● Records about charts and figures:
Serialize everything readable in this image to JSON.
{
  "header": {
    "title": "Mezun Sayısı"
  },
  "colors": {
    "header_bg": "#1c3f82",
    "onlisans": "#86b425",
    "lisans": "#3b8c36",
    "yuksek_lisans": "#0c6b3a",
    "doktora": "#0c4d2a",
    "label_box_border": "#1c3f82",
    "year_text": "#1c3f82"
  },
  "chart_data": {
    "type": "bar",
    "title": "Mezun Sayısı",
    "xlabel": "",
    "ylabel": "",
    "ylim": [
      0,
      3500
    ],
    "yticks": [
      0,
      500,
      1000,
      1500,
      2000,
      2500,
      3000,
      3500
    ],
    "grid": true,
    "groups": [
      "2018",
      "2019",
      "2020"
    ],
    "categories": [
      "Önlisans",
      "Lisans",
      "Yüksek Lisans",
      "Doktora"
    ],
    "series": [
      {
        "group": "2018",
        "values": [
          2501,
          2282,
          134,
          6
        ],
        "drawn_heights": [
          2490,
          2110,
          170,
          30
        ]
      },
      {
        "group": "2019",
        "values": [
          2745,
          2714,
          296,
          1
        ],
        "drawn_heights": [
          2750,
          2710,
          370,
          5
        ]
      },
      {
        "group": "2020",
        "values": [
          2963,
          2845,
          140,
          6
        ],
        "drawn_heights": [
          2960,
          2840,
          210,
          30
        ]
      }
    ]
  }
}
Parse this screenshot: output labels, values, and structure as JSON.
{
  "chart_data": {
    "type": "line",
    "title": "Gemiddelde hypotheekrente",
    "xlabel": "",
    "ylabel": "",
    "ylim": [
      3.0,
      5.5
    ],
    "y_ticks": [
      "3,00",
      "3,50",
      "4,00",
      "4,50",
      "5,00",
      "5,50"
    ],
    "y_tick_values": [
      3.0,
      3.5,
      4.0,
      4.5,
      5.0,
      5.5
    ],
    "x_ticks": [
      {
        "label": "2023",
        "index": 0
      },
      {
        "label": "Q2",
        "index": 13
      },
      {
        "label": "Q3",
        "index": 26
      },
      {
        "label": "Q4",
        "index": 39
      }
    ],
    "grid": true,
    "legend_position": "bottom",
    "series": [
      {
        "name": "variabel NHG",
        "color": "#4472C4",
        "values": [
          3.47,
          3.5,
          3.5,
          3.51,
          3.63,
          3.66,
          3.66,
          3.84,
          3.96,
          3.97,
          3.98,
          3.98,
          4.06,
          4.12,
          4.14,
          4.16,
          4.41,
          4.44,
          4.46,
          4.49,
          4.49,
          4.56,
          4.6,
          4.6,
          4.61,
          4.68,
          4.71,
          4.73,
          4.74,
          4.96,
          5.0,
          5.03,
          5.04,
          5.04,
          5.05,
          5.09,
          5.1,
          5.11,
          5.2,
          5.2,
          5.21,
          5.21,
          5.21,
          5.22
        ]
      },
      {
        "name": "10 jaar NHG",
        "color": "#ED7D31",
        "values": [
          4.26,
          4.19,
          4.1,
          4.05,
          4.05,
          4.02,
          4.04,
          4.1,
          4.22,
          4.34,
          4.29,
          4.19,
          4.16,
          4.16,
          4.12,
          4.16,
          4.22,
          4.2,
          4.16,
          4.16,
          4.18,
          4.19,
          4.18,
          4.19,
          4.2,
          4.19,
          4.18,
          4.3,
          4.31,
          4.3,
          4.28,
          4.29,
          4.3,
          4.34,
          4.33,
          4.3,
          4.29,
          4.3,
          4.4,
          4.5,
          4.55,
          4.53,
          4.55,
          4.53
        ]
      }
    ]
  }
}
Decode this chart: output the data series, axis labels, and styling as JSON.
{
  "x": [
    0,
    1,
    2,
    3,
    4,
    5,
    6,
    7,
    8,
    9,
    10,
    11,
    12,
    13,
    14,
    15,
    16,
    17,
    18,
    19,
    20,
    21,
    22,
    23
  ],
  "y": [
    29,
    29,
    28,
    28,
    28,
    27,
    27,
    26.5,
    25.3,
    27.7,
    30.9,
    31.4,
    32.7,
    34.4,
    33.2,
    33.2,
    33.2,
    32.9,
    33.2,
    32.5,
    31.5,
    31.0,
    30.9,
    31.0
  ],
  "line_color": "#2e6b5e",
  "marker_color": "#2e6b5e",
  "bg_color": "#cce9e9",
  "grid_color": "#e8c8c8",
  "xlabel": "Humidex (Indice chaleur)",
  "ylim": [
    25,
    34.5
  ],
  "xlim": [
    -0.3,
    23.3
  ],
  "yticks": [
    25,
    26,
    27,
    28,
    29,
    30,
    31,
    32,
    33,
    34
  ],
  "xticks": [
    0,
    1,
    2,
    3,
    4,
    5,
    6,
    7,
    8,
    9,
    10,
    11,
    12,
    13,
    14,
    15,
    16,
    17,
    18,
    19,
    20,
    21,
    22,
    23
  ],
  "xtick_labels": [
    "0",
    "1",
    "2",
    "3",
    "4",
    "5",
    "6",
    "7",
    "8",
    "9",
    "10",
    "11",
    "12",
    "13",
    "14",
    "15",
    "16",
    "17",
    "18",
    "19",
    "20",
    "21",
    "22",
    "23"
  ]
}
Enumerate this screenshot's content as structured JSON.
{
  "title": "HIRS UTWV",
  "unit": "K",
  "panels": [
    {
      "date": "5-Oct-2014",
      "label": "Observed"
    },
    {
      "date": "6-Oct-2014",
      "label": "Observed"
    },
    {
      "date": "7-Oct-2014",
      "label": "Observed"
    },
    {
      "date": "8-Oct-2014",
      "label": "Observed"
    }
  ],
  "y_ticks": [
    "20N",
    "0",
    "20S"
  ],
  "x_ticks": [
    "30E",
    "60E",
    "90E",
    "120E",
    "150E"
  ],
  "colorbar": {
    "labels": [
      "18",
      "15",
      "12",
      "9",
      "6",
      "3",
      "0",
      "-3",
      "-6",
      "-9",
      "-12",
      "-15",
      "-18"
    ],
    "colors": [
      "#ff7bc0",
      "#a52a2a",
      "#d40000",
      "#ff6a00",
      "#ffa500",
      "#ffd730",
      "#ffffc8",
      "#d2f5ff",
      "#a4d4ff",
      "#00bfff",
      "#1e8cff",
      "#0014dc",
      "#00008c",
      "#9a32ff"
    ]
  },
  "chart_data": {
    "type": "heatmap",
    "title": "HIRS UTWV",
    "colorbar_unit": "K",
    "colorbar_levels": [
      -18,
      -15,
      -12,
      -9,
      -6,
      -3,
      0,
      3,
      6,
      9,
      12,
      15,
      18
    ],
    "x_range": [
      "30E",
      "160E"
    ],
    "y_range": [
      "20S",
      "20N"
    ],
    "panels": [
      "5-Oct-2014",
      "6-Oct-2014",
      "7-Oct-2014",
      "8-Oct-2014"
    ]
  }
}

● Task objective:
Using the listing above, retype each line exactly.

● Exercise output:
Serialize everything readable in this image to JSON.
{
  "header": {
    "title": "Mezun Sayısı"
  },
  "colors": {
    "header_bg": "#1c3f82",
    "onlisans": "#86b425",
    "lisans": "#3b8c36",
    "yuksek_lisans": "#0c6b3a",
    "doktora": "#0c4d2a",
    "label_box_border": "#1c3f82",
    "year_text": "#1c3f82"
  },
  "chart_data": {
    "type": "bar",
    "title": "Mezun Sayısı",
    "xlabel": "",
    "ylabel": "",
    "ylim": [
      0,
      3500
    ],
    "yticks": [
      0,
      500,
      1000,
      1500,
      2000,
      2500,
      3000,
      3500
    ],
    "grid": true,
    "groups": [
      "2018",
      "2019",
      "2020"
    ],
    "categories": [
      "Önlisans",
      "Lisans",
      "Yüksek Lisans",
      "Doktora"
    ],
    "series": [
      {
        "group": "2018",
        "values": [
          2501,
          2282,
          134,
          6
        ],
        "drawn_heights": [
          2490,
          2110,
          170,
          30
        ]
      },
      {
        "group": "2019",
        "values": [
          2745,
          2714,
          296,
          1
        ],
        "drawn_heights": [
          2750,
          2710,
          370,
          5
        ]
      },
      {
        "group": "2020",
        "values": [
          2963,
          2845,
          140,
          6
        ],
        "drawn_heights": [
          2960,
          2840,
          210,
          30
        ]
      }
    ]
  }
}
Parse this screenshot: output labels, values, and structure as JSON.
{
  "chart_data": {
    "type": "line",
    "title": "Gemiddelde hypotheekrente",
    "xlabel": "",
    "ylabel": "",
    "ylim": [
      3.0,
      5.5
    ],
    "y_ticks": [
      "3,00",
      "3,50",
      "4,00",
      "4,50",
      "5,00",
      "5,50"
    ],
    "y_tick_values": [
      3.0,
      3.5,
      4.0,
      4.5,
      5.0,
      5.5
    ],
    "x_ticks": [
      {
        "label": "2023",
        "index": 0
      },
      {
        "label": "Q2",
        "index": 13
      },
      {
        "label": "Q3",
        "index": 26
      },
      {
        "label": "Q4",
        "index": 39
      }
    ],
    "grid": true,
    "legend_position": "bottom",
    "series": [
      {
        "name": "variabel NHG",
        "color": "#4472C4",
        "values": [
          3.47,
          3.5,
          3.5,
          3.51,
          3.63,
          3.66,
          3.66,
          3.84,
          3.96,
          3.97,
          3.98,
          3.98,
          4.06,
          4.12,
          4.14,
          4.16,
          4.41,
          4.44,
          4.46,
          4.49,
          4.49,
          4.56,
          4.6,
          4.6,
          4.61,
          4.68,
          4.71,
          4.73,
          4.74,
          4.96,
          5.0,
          5.03,
          5.04,
          5.04,
          5.05,
          5.09,
          5.1,
          5.11,
          5.2,
          5.2,
          5.21,
          5.21,
          5.21,
          5.22
        ]
      },
      {
        "name": "10 jaar NHG",
        "color": "#ED7D31",
        "values": [
          4.26,
          4.19,
          4.1,
          4.05,
          4.05,
          4.02,
          4.04,
          4.1,
          4.22,
          4.34,
          4.29,
          4.19,
          4.16,
          4.16,
          4.12,
          4.16,
          4.22,
          4.2,
          4.16,
          4.16,
          4.18,
          4.19,
          4.18,
          4.19,
          4.2,
          4.19,
          4.18,
          4.3,
          4.31,
          4.3,
          4.28,
          4.29,
          4.3,
          4.34,
          4.33,
          4.3,
          4.29,
          4.3,
          4.4,
          4.5,
          4.55,
          4.53,
          4.55,
          4.53
        ]
      }
    ]
  }
}
Decode this chart: output the data series, axis labels, and styling as JSON.
{
  "x": [
    0,
    1,
    2,
    3,
    4,
    5,
    6,
    7,
    8,
    9,
    10,
    11,
    12,
    13,
    14,
    15,
    16,
    17,
    18,
    19,
    20,
    21,
    22,
    23
  ],
  "y": [
    29,
    29,
    28,
    28,
    28,
    27,
    27,
    26.5,
    25.3,
    27.7,
    30.9,
    31.4,
    32.7,
    34.4,
    33.2,
    33.2,
    33.2,
    32.9,
    33.2,
    32.5,
    31.5,
    31.0,
    30.9,
    31.0
  ],
  "line_color": "#2e6b5e",
  "marker_color": "#2e6b5e",
  "bg_color": "#cce9e9",
  "grid_color": "#e8c8c8",
  "xlabel": "Humidex (Indice chaleur)",
  "ylim": [
    25,
    34.5
  ],
  "xlim": [
    -0.3,
    23.3
  ],
  "yticks": [
    25,
    26,
    27,
    28,
    29,
    30,
    31,
    32,
    33,
    34
  ],
  "xticks": [
    0,
    1,
    2,
    3,
    4,
    5,
    6,
    7,
    8,
    9,
    10,
    11,
    12,
    13,
    14,
    15,
    16,
    17,
    18,
    19,
    20,
    21,
    22,
    23
  ],
  "xtick_labels": [
    "0",
    "1",
    "2",
    "3",
    "4",
    "5",
    "6",
    "7",
    "8",
    "9",
    "10",
    "11",
    "12",
    "13",
    "14",
    "15",
    "16",
    "17",
    "18",
    "19",
    "20",
    "21",
    "22",
    "23"
  ]
}
Enumerate this screenshot's content as structured JSON.
{
  "title": "HIRS UTWV",
  "unit": "K",
  "panels": [
    {
      "date": "5-Oct-2014",
      "label": "Observed"
    },
    {
      "date": "6-Oct-2014",
      "label": "Observed"
    },
    {
      "date": "7-Oct-2014",
      "label": "Observed"
    },
    {
      "date": "8-Oct-2014",
      "label": "Observed"
    }
  ],
  "y_ticks": [
    "20N",
    "0",
    "20S"
  ],
  "x_ticks": [
    "30E",
    "60E",
    "90E",
    "120E",
    "150E"
  ],
  "colorbar": {
    "labels": [
      "18",
      "15",
      "12",
      "9",
      "6",
      "3",
      "0",
      "-3",
      "-6",
      "-9",
      "-12",
      "-15",
      "-18"
    ],
    "colors": [
      "#ff7bc0",
      "#a52a2a",
      "#d40000",
      "#ff6a00",
      "#ffa500",
      "#ffd730",
      "#ffffc8",
      "#d2f5ff",
      "#a4d4ff",
      "#00bfff",
      "#1e8cff",
      "#0014dc",
      "#00008c",
      "#9a32ff"
    ]
  },
  "chart_data": {
    "type": "heatmap",
    "title": "HIRS UTWV",
    "colorbar_unit": "K",
    "colorbar_levels": [
      -18,
      -15,
      -12,
      -9,
      -6,
      -3,
      0,
      3,
      6,
      9,
      12,
      15,
      18
    ],
    "x_range": [
      "30E",
      "160E"
    ],
    "y_range": [
      "20S",
      "20N"
    ],
    "panels": [
      "5-Oct-2014",
      "6-Oct-2014",
      "7-Oct-2014",
      "8-Oct-2014"
    ]
  }
}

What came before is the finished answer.